## [PROBLEM TO WORK ON]
Word for word, restate every line of the material.

## [DATA ROWS]
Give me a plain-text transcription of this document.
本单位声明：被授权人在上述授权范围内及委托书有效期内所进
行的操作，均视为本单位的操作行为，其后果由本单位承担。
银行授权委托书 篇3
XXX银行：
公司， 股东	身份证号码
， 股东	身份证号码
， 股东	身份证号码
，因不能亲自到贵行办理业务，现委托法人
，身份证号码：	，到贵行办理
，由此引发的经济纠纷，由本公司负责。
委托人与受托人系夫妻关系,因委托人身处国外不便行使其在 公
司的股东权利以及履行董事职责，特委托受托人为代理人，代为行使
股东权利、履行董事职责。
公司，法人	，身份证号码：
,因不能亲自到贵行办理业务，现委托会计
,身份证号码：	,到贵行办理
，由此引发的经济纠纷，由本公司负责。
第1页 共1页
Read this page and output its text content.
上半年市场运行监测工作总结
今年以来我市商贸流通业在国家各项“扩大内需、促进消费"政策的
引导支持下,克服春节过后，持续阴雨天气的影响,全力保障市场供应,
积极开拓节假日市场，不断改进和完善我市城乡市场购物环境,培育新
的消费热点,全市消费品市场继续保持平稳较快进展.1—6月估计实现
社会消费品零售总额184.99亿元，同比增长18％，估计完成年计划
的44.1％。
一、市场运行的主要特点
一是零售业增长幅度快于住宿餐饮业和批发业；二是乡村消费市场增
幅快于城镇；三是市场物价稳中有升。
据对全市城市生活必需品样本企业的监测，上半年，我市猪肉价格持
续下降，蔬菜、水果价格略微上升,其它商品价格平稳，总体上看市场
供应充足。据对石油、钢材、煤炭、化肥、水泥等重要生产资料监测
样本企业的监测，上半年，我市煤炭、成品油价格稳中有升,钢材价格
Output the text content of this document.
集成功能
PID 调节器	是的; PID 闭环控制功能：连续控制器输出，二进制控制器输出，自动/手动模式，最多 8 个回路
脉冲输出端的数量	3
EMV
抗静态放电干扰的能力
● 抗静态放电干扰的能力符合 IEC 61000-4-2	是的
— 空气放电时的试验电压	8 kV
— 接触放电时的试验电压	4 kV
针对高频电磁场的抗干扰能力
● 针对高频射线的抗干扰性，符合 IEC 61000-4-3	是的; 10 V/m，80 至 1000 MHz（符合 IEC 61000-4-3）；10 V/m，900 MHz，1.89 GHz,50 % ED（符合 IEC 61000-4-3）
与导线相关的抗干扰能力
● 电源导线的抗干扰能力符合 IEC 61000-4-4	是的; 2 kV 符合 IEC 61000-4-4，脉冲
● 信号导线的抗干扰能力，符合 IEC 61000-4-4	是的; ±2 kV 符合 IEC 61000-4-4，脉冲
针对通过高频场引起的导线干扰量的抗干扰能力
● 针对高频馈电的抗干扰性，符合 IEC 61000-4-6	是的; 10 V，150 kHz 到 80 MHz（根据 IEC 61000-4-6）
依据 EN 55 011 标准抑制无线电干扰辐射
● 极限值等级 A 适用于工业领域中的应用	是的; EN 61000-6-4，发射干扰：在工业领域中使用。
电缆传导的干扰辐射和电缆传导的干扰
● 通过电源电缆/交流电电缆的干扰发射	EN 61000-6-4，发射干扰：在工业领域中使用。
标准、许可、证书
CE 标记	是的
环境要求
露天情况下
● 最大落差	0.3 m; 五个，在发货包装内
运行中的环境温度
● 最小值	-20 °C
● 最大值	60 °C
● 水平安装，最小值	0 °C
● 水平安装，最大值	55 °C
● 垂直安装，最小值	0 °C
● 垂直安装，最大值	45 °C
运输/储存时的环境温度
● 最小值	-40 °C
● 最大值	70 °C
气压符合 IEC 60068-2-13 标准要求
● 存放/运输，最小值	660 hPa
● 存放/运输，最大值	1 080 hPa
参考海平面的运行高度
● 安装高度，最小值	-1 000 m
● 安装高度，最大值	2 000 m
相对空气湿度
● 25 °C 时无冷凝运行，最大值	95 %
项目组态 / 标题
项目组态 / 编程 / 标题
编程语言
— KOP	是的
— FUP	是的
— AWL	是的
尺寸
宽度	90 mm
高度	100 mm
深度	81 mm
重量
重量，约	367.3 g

## [OUTPUT BELOW]
Give me a plain-text transcription of this document.
本单位声明：被授权人在上述授权范围内及委托书有效期内所进
行的操作，均视为本单位的操作行为，其后果由本单位承担。
银行授权委托书 篇3
XXX银行：
公司， 股东	身份证号码
， 股东	身份证号码
， 股东	身份证号码
，因不能亲自到贵行办理业务，现委托法人
，身份证号码：	，到贵行办理
，由此引发的经济纠纷，由本公司负责。
委托人与受托人系夫妻关系,因委托人身处国外不便行使其在 公
司的股东权利以及履行董事职责，特委托受托人为代理人，代为行使
股东权利、履行董事职责。
公司，法人	，身份证号码：
,因不能亲自到贵行办理业务，现委托会计
,身份证号码：	,到贵行办理
，由此引发的经济纠纷，由本公司负责。
第1页 共1页
Read this page and output its text content.
上半年市场运行监测工作总结
今年以来我市商贸流通业在国家各项“扩大内需、促进消费"政策的
引导支持下,克服春节过后，持续阴雨天气的影响,全力保障市场供应,
积极开拓节假日市场，不断改进和完善我市城乡市场购物环境,培育新
的消费热点,全市消费品市场继续保持平稳较快进展.1—6月估计实现
社会消费品零售总额184.99亿元，同比增长18％，估计完成年计划
的44.1％。
一、市场运行的主要特点
一是零售业增长幅度快于住宿餐饮业和批发业；二是乡村消费市场增
幅快于城镇；三是市场物价稳中有升。
据对全市城市生活必需品样本企业的监测，上半年，我市猪肉价格持
续下降，蔬菜、水果价格略微上升,其它商品价格平稳，总体上看市场
供应充足。据对石油、钢材、煤炭、化肥、水泥等重要生产资料监测
样本企业的监测，上半年，我市煤炭、成品油价格稳中有升,钢材价格
Output the text content of this document.
集成功能
PID 调节器	是的; PID 闭环控制功能：连续控制器输出，二进制控制器输出，自动/手动模式，最多 8 个回路
脉冲输出端的数量	3
EMV
抗静态放电干扰的能力
● 抗静态放电干扰的能力符合 IEC 61000-4-2	是的
— 空气放电时的试验电压	8 kV
— 接触放电时的试验电压	4 kV
针对高频电磁场的抗干扰能力
● 针对高频射线的抗干扰性，符合 IEC 61000-4-3	是的; 10 V/m，80 至 1000 MHz（符合 IEC 61000-4-3）；10 V/m，900 MHz，1.89 GHz,50 % ED（符合 IEC 61000-4-3）
与导线相关的抗干扰能力
● 电源导线的抗干扰能力符合 IEC 61000-4-4	是的; 2 kV 符合 IEC 61000-4-4，脉冲
● 信号导线的抗干扰能力，符合 IEC 61000-4-4	是的; ±2 kV 符合 IEC 61000-4-4，脉冲
针对通过高频场引起的导线干扰量的抗干扰能力
● 针对高频馈电的抗干扰性，符合 IEC 61000-4-6	是的; 10 V，150 kHz 到 80 MHz（根据 IEC 61000-4-6）
依据 EN 55 011 标准抑制无线电干扰辐射
● 极限值等级 A 适用于工业领域中的应用	是的; EN 61000-6-4，发射干扰：在工业领域中使用。
电缆传导的干扰辐射和电缆传导的干扰
● 通过电源电缆/交流电电缆的干扰发射	EN 61000-6-4，发射干扰：在工业领域中使用。
标准、许可、证书
CE 标记	是的
环境要求
露天情况下
● 最大落差	0.3 m; 五个，在发货包装内
运行中的环境温度
● 最小值	-20 °C
● 最大值	60 °C
● 水平安装，最小值	0 °C
● 水平安装，最大值	55 °C
● 垂直安装，最小值	0 °C
● 垂直安装，最大值	45 °C
运输/储存时的环境温度
● 最小值	-40 °C
● 最大值	70 °C
气压符合 IEC 60068-2-13 标准要求
● 存放/运输，最小值	660 hPa
● 存放/运输，最大值	1 080 hPa
参考海平面的运行高度
● 安装高度，最小值	-1 000 m
● 安装高度，最大值	2 000 m
相对空气湿度
● 25 °C 时无冷凝运行，最大值	95 %
项目组态 / 标题
项目组态 / 编程 / 标题
编程语言
— KOP	是的
— FUP	是的
— AWL	是的
尺寸
宽度	90 mm
高度	100 mm
深度	81 mm
重量
重量，约	367.3 g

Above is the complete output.